Je t’aime moi non plus
Comment expliquer cependant que ce même peuple, qui a massivement apporté son soutien à Kaïs Saïed, s’abstient de répondre à sa demande la plus pressante, celle de participer à la consultation nationale. Or, il ne semblent pas l’avoir suivi dans cette opération. Ce décalage est tellement paradoxal qu’il a fini par faire croire au président de la république qu’il y avait anguille sous roche.
Pourquoi donc pareil décalage entre soutien massif et désobéissance tout aussi massive? La réponse pourrait se trouver dans l’une des réflexions de la philosophe allemande Hannah Arendt (1906-1975). Pour la philosophe quand on ment au peuple en permanence, on le prive de sa capacité de penser, de juger, de discerner et d’agir. Et pour avoir menti aux Tunisiens pendant dix longues années, les responsables politiques ont fait d’eux un peuple sans âme, sans caractère et sans repères, un peuple qui ne peut plus rien croire, ni se faire une opinion sur quoi que ce soit.
Paradoxalement, les taux élevés des intentions de vote en faveur du président ne font que renforcer cette même idée d’apathie responsable de l’engourdissement de la pensée générale.
En effet, dans ce pandémonium indescriptible, qu’est devenue la vie politique en Tunisie, on se refuse de réfléchir puisqu’on croit mordicus, à tort ou à raison, que tous les acteurs politiques sont les mêmes. On se rabat par conséquent sur celui qu’on considère le moins mauvais. C’est ainsi que Kaïs Saïed est devenu, à son insu, une sorte de pis-aller vers lequel on s’est rué sans se poser trop de questions. Un président élu sur des slogans et sans programme aucun ne peut être qu’une bizarrerie dans une société qui se veut démocratique.

DÉFI A
Dans l'extrait choisi, relevez toutes les capacités dont, selon Hannah Arendt, on prive le peuple quand on lui ment en permanence.

LIGNES DE DONNÉES

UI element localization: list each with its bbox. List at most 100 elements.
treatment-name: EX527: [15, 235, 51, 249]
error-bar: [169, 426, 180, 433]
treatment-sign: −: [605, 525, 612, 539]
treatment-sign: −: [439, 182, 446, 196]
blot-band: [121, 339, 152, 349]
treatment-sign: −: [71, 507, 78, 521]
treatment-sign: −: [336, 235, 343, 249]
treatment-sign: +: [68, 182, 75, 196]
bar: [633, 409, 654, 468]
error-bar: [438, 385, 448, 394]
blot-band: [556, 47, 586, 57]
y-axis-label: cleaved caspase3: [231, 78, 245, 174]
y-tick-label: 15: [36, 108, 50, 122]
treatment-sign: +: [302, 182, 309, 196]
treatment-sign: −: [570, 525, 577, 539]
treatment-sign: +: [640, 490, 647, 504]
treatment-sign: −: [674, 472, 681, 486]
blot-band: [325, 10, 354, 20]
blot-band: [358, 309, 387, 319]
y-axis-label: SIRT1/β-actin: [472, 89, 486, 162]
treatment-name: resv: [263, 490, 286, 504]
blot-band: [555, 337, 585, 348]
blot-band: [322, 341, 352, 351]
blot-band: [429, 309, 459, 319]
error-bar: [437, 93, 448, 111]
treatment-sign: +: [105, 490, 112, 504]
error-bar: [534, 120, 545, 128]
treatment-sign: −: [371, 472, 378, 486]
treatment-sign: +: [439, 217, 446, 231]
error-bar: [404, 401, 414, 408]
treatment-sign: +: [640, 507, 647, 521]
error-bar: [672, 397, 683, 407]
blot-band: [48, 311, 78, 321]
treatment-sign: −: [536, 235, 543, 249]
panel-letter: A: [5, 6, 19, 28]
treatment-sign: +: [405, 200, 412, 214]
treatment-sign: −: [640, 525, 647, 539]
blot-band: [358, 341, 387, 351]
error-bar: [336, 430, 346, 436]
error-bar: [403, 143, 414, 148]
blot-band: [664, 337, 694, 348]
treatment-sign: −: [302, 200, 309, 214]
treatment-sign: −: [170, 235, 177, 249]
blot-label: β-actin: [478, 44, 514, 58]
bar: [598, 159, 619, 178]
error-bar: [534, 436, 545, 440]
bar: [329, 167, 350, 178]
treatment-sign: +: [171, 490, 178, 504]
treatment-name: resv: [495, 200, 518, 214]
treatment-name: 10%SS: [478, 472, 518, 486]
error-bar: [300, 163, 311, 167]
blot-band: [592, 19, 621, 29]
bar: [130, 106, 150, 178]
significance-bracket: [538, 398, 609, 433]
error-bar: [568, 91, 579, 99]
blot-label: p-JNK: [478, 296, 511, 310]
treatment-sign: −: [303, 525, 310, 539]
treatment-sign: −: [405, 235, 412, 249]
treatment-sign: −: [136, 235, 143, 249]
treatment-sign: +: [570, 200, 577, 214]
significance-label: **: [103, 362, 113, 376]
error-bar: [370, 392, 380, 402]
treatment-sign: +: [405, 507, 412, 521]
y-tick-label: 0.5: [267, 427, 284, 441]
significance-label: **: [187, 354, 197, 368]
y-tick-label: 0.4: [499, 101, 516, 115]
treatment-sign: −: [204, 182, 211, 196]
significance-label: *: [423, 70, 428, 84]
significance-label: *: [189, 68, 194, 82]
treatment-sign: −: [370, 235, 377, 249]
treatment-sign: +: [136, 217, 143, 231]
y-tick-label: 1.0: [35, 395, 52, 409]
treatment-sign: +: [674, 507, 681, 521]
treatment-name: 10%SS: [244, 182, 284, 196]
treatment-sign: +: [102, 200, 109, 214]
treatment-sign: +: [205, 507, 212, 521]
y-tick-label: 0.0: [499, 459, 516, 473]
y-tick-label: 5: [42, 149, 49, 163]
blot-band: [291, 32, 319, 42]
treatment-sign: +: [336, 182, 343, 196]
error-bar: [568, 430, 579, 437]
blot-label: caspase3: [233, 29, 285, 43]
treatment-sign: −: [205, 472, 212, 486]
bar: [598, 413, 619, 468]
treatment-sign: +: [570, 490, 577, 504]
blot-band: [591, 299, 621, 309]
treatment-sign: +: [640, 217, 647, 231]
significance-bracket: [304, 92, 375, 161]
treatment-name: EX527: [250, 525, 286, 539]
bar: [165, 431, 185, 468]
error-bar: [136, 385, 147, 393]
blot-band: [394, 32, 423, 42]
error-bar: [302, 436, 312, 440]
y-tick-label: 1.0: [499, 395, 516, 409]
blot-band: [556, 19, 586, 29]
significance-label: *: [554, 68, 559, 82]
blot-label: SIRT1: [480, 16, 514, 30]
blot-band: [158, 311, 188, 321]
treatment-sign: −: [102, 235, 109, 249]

DÉFI B
Recopiez sans rien changer les lignes des enregistrements, depuis la première ligne des enregistrements jusqu'à la ligne contenant "error-bar: [534, 120, 545, 128]", incluse.

RÉSULTAT ATTENDU A
penser, juger, discerner, agir

RÉSULTAT ATTENDU B
UI element localization: list each with its bbox. List at most 100 elements.
treatment-name: EX527: [15, 235, 51, 249]
error-bar: [169, 426, 180, 433]
treatment-sign: −: [605, 525, 612, 539]
treatment-sign: −: [439, 182, 446, 196]
blot-band: [121, 339, 152, 349]
treatment-sign: −: [71, 507, 78, 521]
treatment-sign: −: [336, 235, 343, 249]
treatment-sign: +: [68, 182, 75, 196]
bar: [633, 409, 654, 468]
error-bar: [438, 385, 448, 394]
blot-band: [556, 47, 586, 57]
y-axis-label: cleaved caspase3: [231, 78, 245, 174]
y-tick-label: 15: [36, 108, 50, 122]
treatment-sign: +: [302, 182, 309, 196]
treatment-sign: −: [570, 525, 577, 539]
treatment-sign: +: [640, 490, 647, 504]
treatment-sign: −: [674, 472, 681, 486]
blot-band: [325, 10, 354, 20]
blot-band: [358, 309, 387, 319]
y-axis-label: SIRT1/β-actin: [472, 89, 486, 162]
treatment-name: resv: [263, 490, 286, 504]
blot-band: [555, 337, 585, 348]
blot-band: [322, 341, 352, 351]
blot-band: [429, 309, 459, 319]
error-bar: [437, 93, 448, 111]
treatment-sign: +: [105, 490, 112, 504]
error-bar: [534, 120, 545, 128]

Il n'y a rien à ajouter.